◆ SHORT PROBLEM:
Transcribe the material word for word, but without the images.

BEGIN

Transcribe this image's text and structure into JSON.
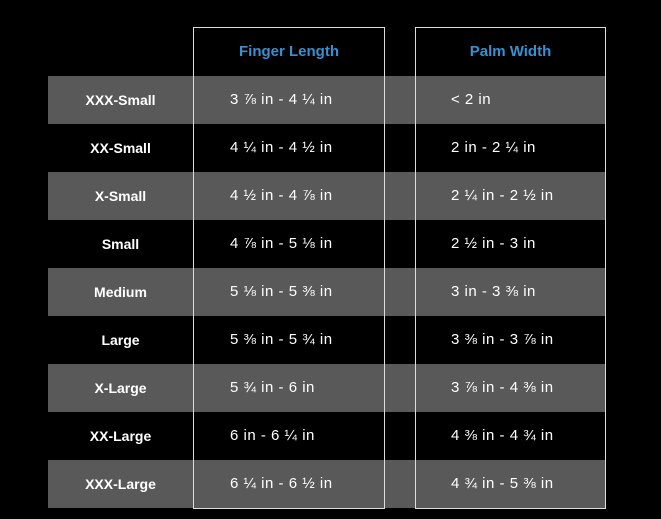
{
  "table": {
    "columns": [
      "Finger Length",
      "Palm Width"
    ],
    "rows": [
      [
        "XXX-Small",
        "3 ⅞ in - 4 ¼ in",
        "< 2 in"
      ],
      [
        "XX-Small",
        "4 ¼ in - 4 ½ in",
        "2 in - 2 ¼ in"
      ],
      [
        "X-Small",
        "4 ½ in - 4 ⅞ in",
        "2 ¼ in - 2 ½ in"
      ],
      [
        "Small",
        "4 ⅞ in - 5 ⅛ in",
        "2 ½ in - 3 in"
      ],
      [
        "Medium",
        "5 ⅛ in - 5 ⅜ in",
        "3 in - 3 ⅜ in"
      ],
      [
        "Large",
        "5 ⅜ in - 5 ¾ in",
        "3 ⅜ in - 3 ⅞ in"
      ],
      [
        "X-Large",
        "5 ¾ in - 6 in",
        "3 ⅞ in - 4 ⅜ in"
      ],
      [
        "XX-Large",
        "6 in - 6 ¼ in",
        "4 ⅜ in - 4 ¾ in"
      ],
      [
        "XXX-Large",
        "6 ¼ in - 6 ½ in",
        "4 ¾ in - 5 ⅜ in"
      ]
    ]
  }
}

END

◆ FINAL RESULT:
Transcribe this image's text and structure into JSON.
{
  "table": {
    "columns": [
      "Finger Length",
      "Palm Width"
    ],
    "rows": [
      [
        "XXX-Small",
        "3 ⅞ in - 4 ¼ in",
        "< 2 in"
      ],
      [
        "XX-Small",
        "4 ¼ in - 4 ½ in",
        "2 in - 2 ¼ in"
      ],
      [
        "X-Small",
        "4 ½ in - 4 ⅞ in",
        "2 ¼ in - 2 ½ in"
      ],
      [
        "Small",
        "4 ⅞ in - 5 ⅛ in",
        "2 ½ in - 3 in"
      ],
      [
        "Medium",
        "5 ⅛ in - 5 ⅜ in",
        "3 in - 3 ⅜ in"
      ],
      [
        "Large",
        "5 ⅜ in - 5 ¾ in",
        "3 ⅜ in - 3 ⅞ in"
      ],
      [
        "X-Large",
        "5 ¾ in - 6 in",
        "3 ⅞ in - 4 ⅜ in"
      ],
      [
        "XX-Large",
        "6 in - 6 ¼ in",
        "4 ⅜ in - 4 ¾ in"
      ],
      [
        "XXX-Large",
        "6 ¼ in - 6 ½ in",
        "4 ¾ in - 5 ⅜ in"
      ]
    ]
  }
}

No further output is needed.